== Data supplied
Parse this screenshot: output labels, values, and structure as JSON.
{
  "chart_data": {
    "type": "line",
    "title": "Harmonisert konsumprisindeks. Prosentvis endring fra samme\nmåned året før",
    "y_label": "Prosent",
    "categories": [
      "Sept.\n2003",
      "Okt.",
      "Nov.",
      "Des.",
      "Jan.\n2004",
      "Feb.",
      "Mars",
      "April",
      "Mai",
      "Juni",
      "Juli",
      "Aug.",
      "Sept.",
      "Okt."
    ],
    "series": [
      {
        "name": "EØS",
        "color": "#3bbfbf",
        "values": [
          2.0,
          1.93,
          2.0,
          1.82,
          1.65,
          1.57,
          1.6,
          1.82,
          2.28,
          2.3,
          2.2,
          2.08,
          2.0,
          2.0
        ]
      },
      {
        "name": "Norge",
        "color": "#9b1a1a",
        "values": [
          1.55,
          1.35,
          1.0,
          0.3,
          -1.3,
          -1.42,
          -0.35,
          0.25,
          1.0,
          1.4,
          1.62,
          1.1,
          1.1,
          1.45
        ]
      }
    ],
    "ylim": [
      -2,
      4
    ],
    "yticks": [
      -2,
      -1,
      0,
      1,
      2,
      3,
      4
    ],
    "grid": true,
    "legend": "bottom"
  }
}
====
## Instructions for the task
Write an exact transcription of every entry above.

## Correct answer
Parse this screenshot: output labels, values, and structure as JSON.
{
  "chart_data": {
    "type": "line",
    "title": "Harmonisert konsumprisindeks. Prosentvis endring fra samme\nmåned året før",
    "y_label": "Prosent",
    "categories": [
      "Sept.\n2003",
      "Okt.",
      "Nov.",
      "Des.",
      "Jan.\n2004",
      "Feb.",
      "Mars",
      "April",
      "Mai",
      "Juni",
      "Juli",
      "Aug.",
      "Sept.",
      "Okt."
    ],
    "series": [
      {
        "name": "EØS",
        "color": "#3bbfbf",
        "values": [
          2.0,
          1.93,
          2.0,
          1.82,
          1.65,
          1.57,
          1.6,
          1.82,
          2.28,
          2.3,
          2.2,
          2.08,
          2.0,
          2.0
        ]
      },
      {
        "name": "Norge",
        "color": "#9b1a1a",
        "values": [
          1.55,
          1.35,
          1.0,
          0.3,
          -1.3,
          -1.42,
          -0.35,
          0.25,
          1.0,
          1.4,
          1.62,
          1.1,
          1.1,
          1.45
        ]
      }
    ],
    "ylim": [
      -2,
      4
    ],
    "yticks": [
      -2,
      -1,
      0,
      1,
      2,
      3,
      4
    ],
    "grid": true,
    "legend": "bottom"
  }
}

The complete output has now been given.